▶ Given request:
Can you transcribe the porous plate description from "Let's create a" up to and including "is a maximum."?

* begin Provided text *

I have the following problem related to a porous surface and the flow of material across it. I understand that fluid mechanics would give the ideal answer, but I would like to make an approximation using geometrical means to see if there is a physical basis for an alternative treatment of the problem.

So here's the situation. Imagine you have a rectangular plate with a width and a height of $\displaystyle a$ and $\displaystyle b$ respectively and a 2D Cartesian coordinate system with the bottom-left-hand corner of the plate representing the origin. At the top of the rectangular plate is a slot of width $\displaystyle a$ which acts as a sink that can allow any volume of material to pass through it (at least using sensible flow conditions used in the problem). The rectangular plate is porous such that at a given time, small packets of substance (such as air) pass through the surface at a rate of $\displaystyle \dot{n}$ per unit area in a uniform manner and flow over the surface to the slot at the top. The packets of air follow the shortest path, so in this first case this path is vertically upwards to the slot. We also wait long enough so that the system is in equilibrium before trying to assess the characteristics of it.

Let's create a new variable $\displaystyle z = z(x,y)$ which is the sum of the number of mass packets at a given coordinate passing through that point. In the above example, a plot of $\displaystyle z$ would given a 'ramp' where at the base of the rectangular plate $\displaystyle z=z(x,0) = 0$ and at the top $\displaystyle z = z(x,b)$ is a maximum.

* end Provided text *
* begin Data provided *

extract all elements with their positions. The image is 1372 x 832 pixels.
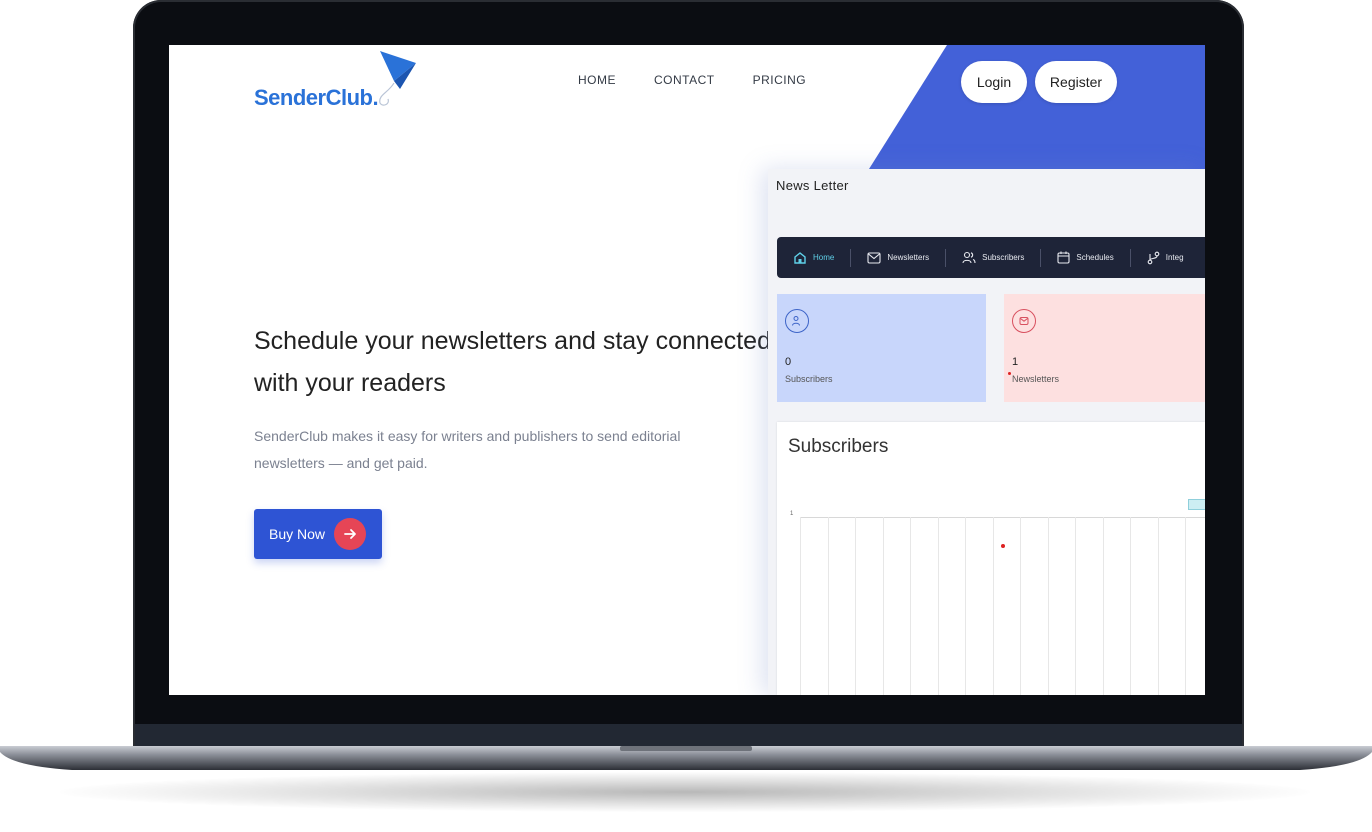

* end Data provided *

▶ Exercise output:
Let's create a new variable $\displaystyle z = z(x,y)$ which is the sum of the number of mass packets at a given coordinate passing through that point. In the above example, a plot of $\displaystyle z$ would given a 'ramp' where at the base of the rectangular plate $\displaystyle z=z(x,0) = 0$ and at the top $\displaystyle z = z(x,b)$ is a maximum.